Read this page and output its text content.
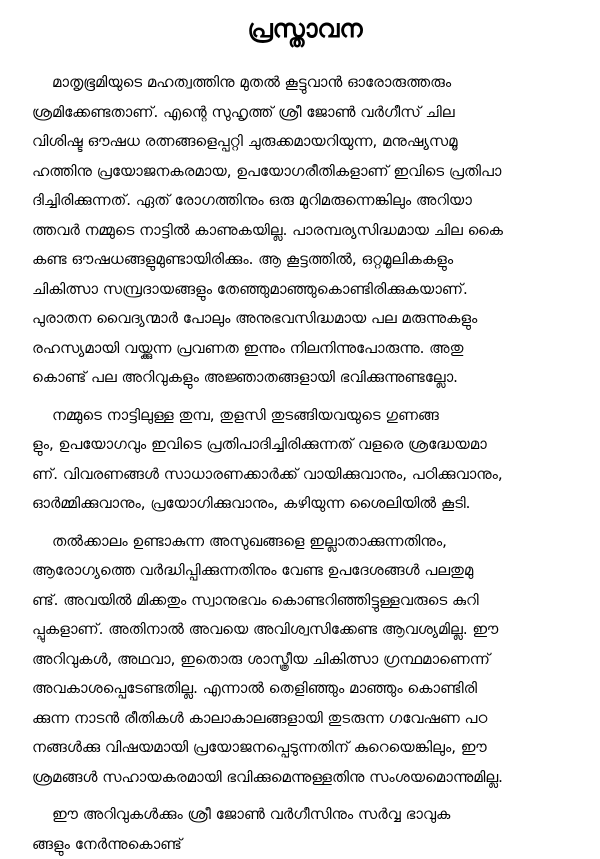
പ്രസ്താവന
മാതൃഭൂമിയുടെ മഹത്വത്തിനു മുതൽ കൂട്ടുവാൻ ഓരോരുത്തരും
ശ്രമിക്കേണ്ടതാണ്. എന്റെ സുഹൃത്ത് ശ്രീ ജോൺ വർഗീസ് ചില
വിശിഷ്ട ഔഷധ രത്നങ്ങളെപ്പറ്റി ചുരുക്കമായറിയുന്ന, മനുഷ്യസമൂ
ഹത്തിനു പ്രയോജനകരമായ, ഉപയോഗരീതികളാണ് ഇവിടെ പ്രതിപാ
ദിച്ചിരിക്കുന്നത്. ഏത് രോഗത്തിനും ഒരു മുറിമരുന്നെങ്കിലും അറിയാ
ത്തവർ നമ്മുടെ നാട്ടിൽ കാണുകയില്ല. പാരമ്പര്യസിദ്ധമായ ചില കൈ
കണ്ട ഔഷധങ്ങളുമുണ്ടായിരിക്കും. ആ കൂട്ടത്തിൽ, ഒറ്റമൂലികകളും
ചികിത്സാ സമ്പ്രദായങ്ങളും തേഞ്ഞുമാഞ്ഞുകൊണ്ടിരിക്കുകയാണ്.
പുരാതന വൈദ്യന്മാർ പോലും അനുഭവസിദ്ധമായ പല മരുന്നുകളും
രഹസ്യമായി വയ്ക്കുന്ന പ്രവണത ഇന്നും നിലനിന്നുപോരുന്നു. അതു
കൊണ്ട് പല അറിവുകളും അജ്ഞാതങ്ങളായി ഭവിക്കുന്നുണ്ടല്ലോ.
നമ്മുടെ നാട്ടിലുള്ള തുമ്പ, തുളസി തുടങ്ങിയവയുടെ ഗുണങ്ങ
ളും, ഉപയോഗവും ഇവിടെ പ്രതിപാദിച്ചിരിക്കുന്നത് വളരെ ശ്രദ്ധേയമാ
ണ്. വിവരണങ്ങൾ സാധാരണക്കാർക്ക് വായിക്കുവാനും, പഠിക്കുവാനും,
ഓർമ്മിക്കുവാനും, പ്രയോഗിക്കുവാനും, കഴിയുന്ന ശൈലിയിൽ കൂടി.
തൽക്കാലം ഉണ്ടാകുന്ന അസുഖങ്ങളെ ഇല്ലാതാക്കുന്നതിനും,
ആരോഗ്യത്തെ വർദ്ധിപ്പിക്കുന്നതിനും വേണ്ട ഉപദേശങ്ങൾ പലതുമു
ണ്ട്. അവയിൽ മിക്കതും സ്വാനുഭവം കൊണ്ടറിഞ്ഞിട്ടുള്ളവരുടെ കുറി
പ്പുകളാണ്. അതിനാൽ അവയെ അവിശ്വസിക്കേണ്ട ആവശ്യമില്ല. ഈ
അറിവുകൾ, അഥവാ, ഇതൊരു ശാസ്ത്രീയ ചികിത്സാ ഗ്രന്ഥമാണെന്ന്
അവകാശപ്പെടേണ്ടതില്ല. എന്നാൽ തെളിഞ്ഞും മാഞ്ഞും കൊണ്ടിരി
ക്കുന്ന നാടൻ രീതികൾ കാലാകാലങ്ങളായി തുടരുന്ന ഗവേഷണ പഠ
നങ്ങൾക്കു വിഷയമായി പ്രയോജനപ്പെടുന്നതിന് കുറെയെങ്കിലും, ഈ
ശ്രമങ്ങൾ സഹായകരമായി ഭവിക്കുമെന്നുള്ളതിനു സംശയമൊന്നുമില്ല.
ഈ അറിവുകൾക്കും ശ്രീ ജോൺ വർഗീസിനും സർവ്വ ഭാവുക
ങ്ങളും നേർന്നുകൊണ്ട്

━━━━

Repeat the data exactly in full, omitting its pictures.

Read this page and output its text content.
പ്രസ്താവന
മാതൃഭൂമിയുടെ മഹത്വത്തിനു മുതൽ കൂട്ടുവാൻ ഓരോരുത്തരും
ശ്രമിക്കേണ്ടതാണ്. എന്റെ സുഹൃത്ത് ശ്രീ ജോൺ വർഗീസ് ചില
വിശിഷ്ട ഔഷധ രത്നങ്ങളെപ്പറ്റി ചുരുക്കമായറിയുന്ന, മനുഷ്യസമൂ
ഹത്തിനു പ്രയോജനകരമായ, ഉപയോഗരീതികളാണ് ഇവിടെ പ്രതിപാ
ദിച്ചിരിക്കുന്നത്. ഏത് രോഗത്തിനും ഒരു മുറിമരുന്നെങ്കിലും അറിയാ
ത്തവർ നമ്മുടെ നാട്ടിൽ കാണുകയില്ല. പാരമ്പര്യസിദ്ധമായ ചില കൈ
കണ്ട ഔഷധങ്ങളുമുണ്ടായിരിക്കും. ആ കൂട്ടത്തിൽ, ഒറ്റമൂലികകളും
ചികിത്സാ സമ്പ്രദായങ്ങളും തേഞ്ഞുമാഞ്ഞുകൊണ്ടിരിക്കുകയാണ്.
പുരാതന വൈദ്യന്മാർ പോലും അനുഭവസിദ്ധമായ പല മരുന്നുകളും
രഹസ്യമായി വയ്ക്കുന്ന പ്രവണത ഇന്നും നിലനിന്നുപോരുന്നു. അതു
കൊണ്ട് പല അറിവുകളും അജ്ഞാതങ്ങളായി ഭവിക്കുന്നുണ്ടല്ലോ.
നമ്മുടെ നാട്ടിലുള്ള തുമ്പ, തുളസി തുടങ്ങിയവയുടെ ഗുണങ്ങ
ളും, ഉപയോഗവും ഇവിടെ പ്രതിപാദിച്ചിരിക്കുന്നത് വളരെ ശ്രദ്ധേയമാ
ണ്. വിവരണങ്ങൾ സാധാരണക്കാർക്ക് വായിക്കുവാനും, പഠിക്കുവാനും,
ഓർമ്മിക്കുവാനും, പ്രയോഗിക്കുവാനും, കഴിയുന്ന ശൈലിയിൽ കൂടി.
തൽക്കാലം ഉണ്ടാകുന്ന അസുഖങ്ങളെ ഇല്ലാതാക്കുന്നതിനും,
ആരോഗ്യത്തെ വർദ്ധിപ്പിക്കുന്നതിനും വേണ്ട ഉപദേശങ്ങൾ പലതുമു
ണ്ട്. അവയിൽ മിക്കതും സ്വാനുഭവം കൊണ്ടറിഞ്ഞിട്ടുള്ളവരുടെ കുറി
പ്പുകളാണ്. അതിനാൽ അവയെ അവിശ്വസിക്കേണ്ട ആവശ്യമില്ല. ഈ
അറിവുകൾ, അഥവാ, ഇതൊരു ശാസ്ത്രീയ ചികിത്സാ ഗ്രന്ഥമാണെന്ന്
അവകാശപ്പെടേണ്ടതില്ല. എന്നാൽ തെളിഞ്ഞും മാഞ്ഞും കൊണ്ടിരി
ക്കുന്ന നാടൻ രീതികൾ കാലാകാലങ്ങളായി തുടരുന്ന ഗവേഷണ പഠ
നങ്ങൾക്കു വിഷയമായി പ്രയോജനപ്പെടുന്നതിന് കുറെയെങ്കിലും, ഈ
ശ്രമങ്ങൾ സഹായകരമായി ഭവിക്കുമെന്നുള്ളതിനു സംശയമൊന്നുമില്ല.
ഈ അറിവുകൾക്കും ശ്രീ ജോൺ വർഗീസിനും സർവ്വ ഭാവുക
ങ്ങളും നേർന്നുകൊണ്ട്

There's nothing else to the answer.